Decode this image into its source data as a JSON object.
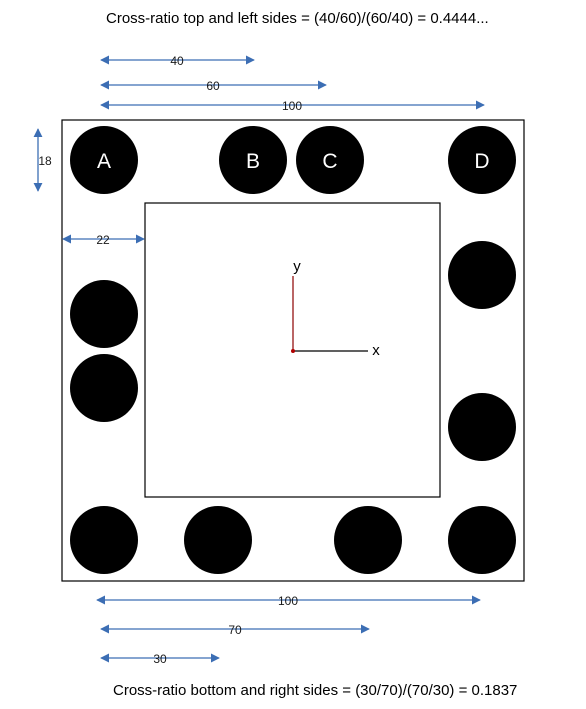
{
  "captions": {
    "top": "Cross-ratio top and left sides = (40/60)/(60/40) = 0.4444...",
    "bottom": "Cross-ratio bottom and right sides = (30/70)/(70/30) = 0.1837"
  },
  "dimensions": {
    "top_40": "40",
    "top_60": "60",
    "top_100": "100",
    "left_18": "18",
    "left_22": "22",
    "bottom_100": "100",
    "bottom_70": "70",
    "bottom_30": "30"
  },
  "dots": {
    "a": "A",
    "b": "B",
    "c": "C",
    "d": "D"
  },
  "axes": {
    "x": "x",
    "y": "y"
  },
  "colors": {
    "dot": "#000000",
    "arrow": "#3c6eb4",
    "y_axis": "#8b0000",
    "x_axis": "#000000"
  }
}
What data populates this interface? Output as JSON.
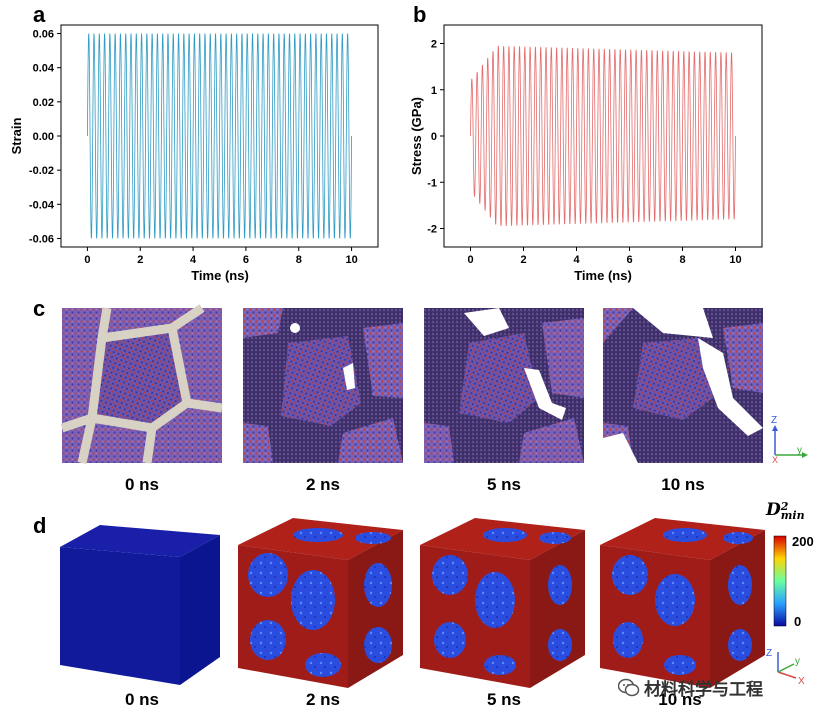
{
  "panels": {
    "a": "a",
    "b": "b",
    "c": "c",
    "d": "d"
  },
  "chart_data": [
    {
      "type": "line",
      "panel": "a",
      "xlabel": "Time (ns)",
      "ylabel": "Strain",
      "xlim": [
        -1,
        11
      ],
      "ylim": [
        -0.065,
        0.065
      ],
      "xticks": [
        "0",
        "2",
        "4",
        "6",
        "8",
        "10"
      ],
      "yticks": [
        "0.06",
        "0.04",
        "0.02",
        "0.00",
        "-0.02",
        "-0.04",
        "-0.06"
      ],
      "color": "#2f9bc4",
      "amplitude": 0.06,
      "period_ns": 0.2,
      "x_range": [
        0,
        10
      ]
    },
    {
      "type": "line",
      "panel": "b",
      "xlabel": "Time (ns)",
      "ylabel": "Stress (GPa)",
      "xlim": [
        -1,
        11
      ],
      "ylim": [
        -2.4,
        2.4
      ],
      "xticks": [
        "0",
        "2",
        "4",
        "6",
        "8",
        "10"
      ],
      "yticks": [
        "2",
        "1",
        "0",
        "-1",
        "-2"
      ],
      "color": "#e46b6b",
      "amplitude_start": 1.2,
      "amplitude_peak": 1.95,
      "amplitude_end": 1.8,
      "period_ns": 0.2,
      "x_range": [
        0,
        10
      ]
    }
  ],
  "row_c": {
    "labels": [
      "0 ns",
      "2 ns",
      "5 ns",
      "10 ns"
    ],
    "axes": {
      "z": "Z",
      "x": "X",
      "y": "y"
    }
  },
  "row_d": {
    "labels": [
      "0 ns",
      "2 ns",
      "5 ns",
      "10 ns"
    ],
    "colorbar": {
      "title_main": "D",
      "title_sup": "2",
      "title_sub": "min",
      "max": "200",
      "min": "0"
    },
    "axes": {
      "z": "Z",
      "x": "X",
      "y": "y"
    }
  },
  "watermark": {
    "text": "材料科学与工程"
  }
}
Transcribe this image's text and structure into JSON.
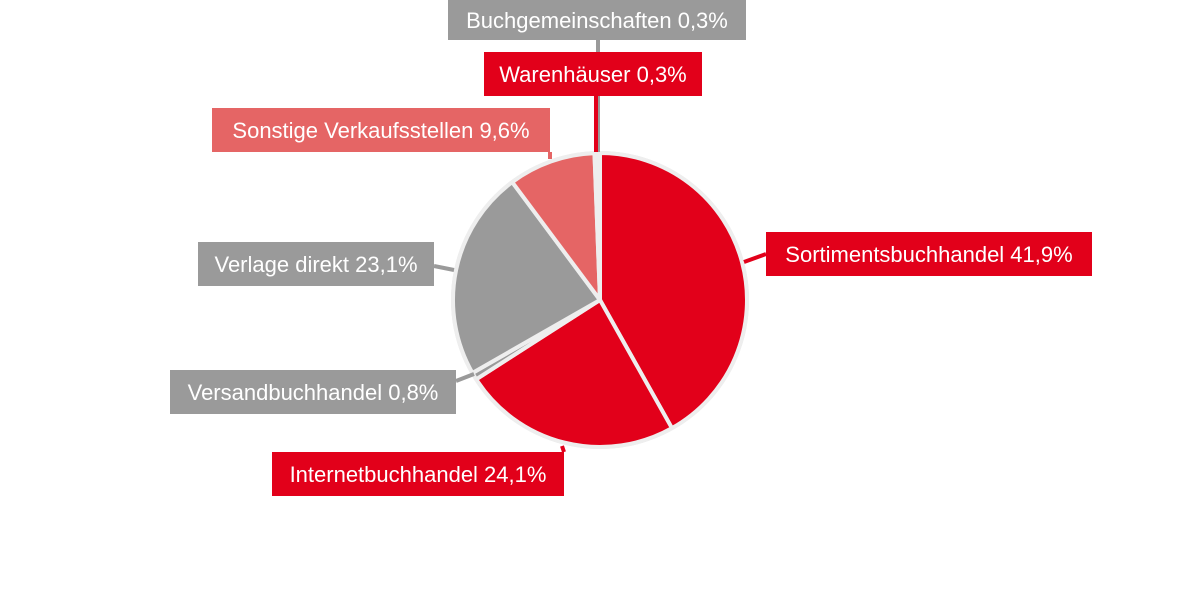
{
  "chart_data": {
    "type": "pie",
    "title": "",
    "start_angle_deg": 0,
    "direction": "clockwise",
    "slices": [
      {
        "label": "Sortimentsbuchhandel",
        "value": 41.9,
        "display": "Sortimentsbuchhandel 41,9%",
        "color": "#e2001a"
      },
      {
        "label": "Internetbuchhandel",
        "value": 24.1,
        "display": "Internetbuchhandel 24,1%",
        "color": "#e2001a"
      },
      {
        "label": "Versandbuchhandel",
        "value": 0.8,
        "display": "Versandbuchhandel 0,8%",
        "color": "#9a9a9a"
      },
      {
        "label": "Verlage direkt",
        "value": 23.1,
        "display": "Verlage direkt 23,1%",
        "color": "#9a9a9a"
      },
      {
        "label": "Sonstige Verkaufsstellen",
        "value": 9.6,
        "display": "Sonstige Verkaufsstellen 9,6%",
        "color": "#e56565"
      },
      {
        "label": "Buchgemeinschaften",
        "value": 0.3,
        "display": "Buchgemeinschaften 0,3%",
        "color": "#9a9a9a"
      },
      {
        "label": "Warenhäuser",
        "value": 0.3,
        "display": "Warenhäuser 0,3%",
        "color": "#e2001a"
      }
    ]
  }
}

* _GIVEN REQUEST_
Write out the records above exactly as they stand, leaving out every picture.

* _WRITTEN SOLUTION_
Decode this image into its source data as a JSON object.
{
  "captions": {
    "top": "Cross-ratio top and left sides = (40/60)/(60/40) = 0.4444...",
    "bottom": "Cross-ratio bottom and right sides = (30/70)/(70/30) = 0.1837"
  },
  "dimensions": {
    "top_40": "40",
    "top_60": "60",
    "top_100": "100",
    "left_18": "18",
    "left_22": "22",
    "bottom_100": "100",
    "bottom_70": "70",
    "bottom_30": "30"
  },
  "dots": {
    "a": "A",
    "b": "B",
    "c": "C",
    "d": "D"
  },
  "axes": {
    "x": "x",
    "y": "y"
  },
  "colors": {
    "dot": "#000000",
    "arrow": "#3c6eb4",
    "y_axis": "#8b0000",
    "x_axis": "#000000"
  }
}
What data populates this interface? Output as JSON.
{
  "panels": {
    "a": "a",
    "b": "b",
    "c": "c",
    "d": "d"
  },
  "chart_data": [
    {
      "type": "line",
      "panel": "a",
      "xlabel": "Time (ns)",
      "ylabel": "Strain",
      "xlim": [
        -1,
        11
      ],
      "ylim": [
        -0.065,
        0.065
      ],
      "xticks": [
        "0",
        "2",
        "4",
        "6",
        "8",
        "10"
      ],
      "yticks": [
        "0.06",
        "0.04",
        "0.02",
        "0.00",
        "-0.02",
        "-0.04",
        "-0.06"
      ],
      "color": "#2f9bc4",
      "amplitude": 0.06,
      "period_ns": 0.2,
      "x_range": [
        0,
        10
      ]
    },
    {
      "type": "line",
      "panel": "b",
      "xlabel": "Time (ns)",
      "ylabel": "Stress (GPa)",
      "xlim": [
        -1,
        11
      ],
      "ylim": [
        -2.4,
        2.4
      ],
      "xticks": [
        "0",
        "2",
        "4",
        "6",
        "8",
        "10"
      ],
      "yticks": [
        "2",
        "1",
        "0",
        "-1",
        "-2"
      ],
      "color": "#e46b6b",
      "amplitude_start": 1.2,
      "amplitude_peak": 1.95,
      "amplitude_end": 1.8,
      "period_ns": 0.2,
      "x_range": [
        0,
        10
      ]
    }
  ],
  "row_c": {
    "labels": [
      "0 ns",
      "2 ns",
      "5 ns",
      "10 ns"
    ],
    "axes": {
      "z": "Z",
      "x": "X",
      "y": "y"
    }
  },
  "row_d": {
    "labels": [
      "0 ns",
      "2 ns",
      "5 ns",
      "10 ns"
    ],
    "colorbar": {
      "title_main": "D",
      "title_sup": "2",
      "title_sub": "min",
      "max": "200",
      "min": "0"
    },
    "axes": {
      "z": "Z",
      "x": "X",
      "y": "y"
    }
  },
  "watermark": {
    "text": "材料科学与工程"
  }
}
Transcribe this image's text and structure into JSON.
{
  "chart_data": {
    "type": "pie",
    "title": "",
    "start_angle_deg": 0,
    "direction": "clockwise",
    "slices": [
      {
        "label": "Sortimentsbuchhandel",
        "value": 41.9,
        "display": "Sortimentsbuchhandel 41,9%",
        "color": "#e2001a"
      },
      {
        "label": "Internetbuchhandel",
        "value": 24.1,
        "display": "Internetbuchhandel 24,1%",
        "color": "#e2001a"
      },
      {
        "label": "Versandbuchhandel",
        "value": 0.8,
        "display": "Versandbuchhandel 0,8%",
        "color": "#9a9a9a"
      },
      {
        "label": "Verlage direkt",
        "value": 23.1,
        "display": "Verlage direkt 23,1%",
        "color": "#9a9a9a"
      },
      {
        "label": "Sonstige Verkaufsstellen",
        "value": 9.6,
        "display": "Sonstige Verkaufsstellen 9,6%",
        "color": "#e56565"
      },
      {
        "label": "Buchgemeinschaften",
        "value": 0.3,
        "display": "Buchgemeinschaften 0,3%",
        "color": "#9a9a9a"
      },
      {
        "label": "Warenhäuser",
        "value": 0.3,
        "display": "Warenhäuser 0,3%",
        "color": "#e2001a"
      }
    ]
  }
}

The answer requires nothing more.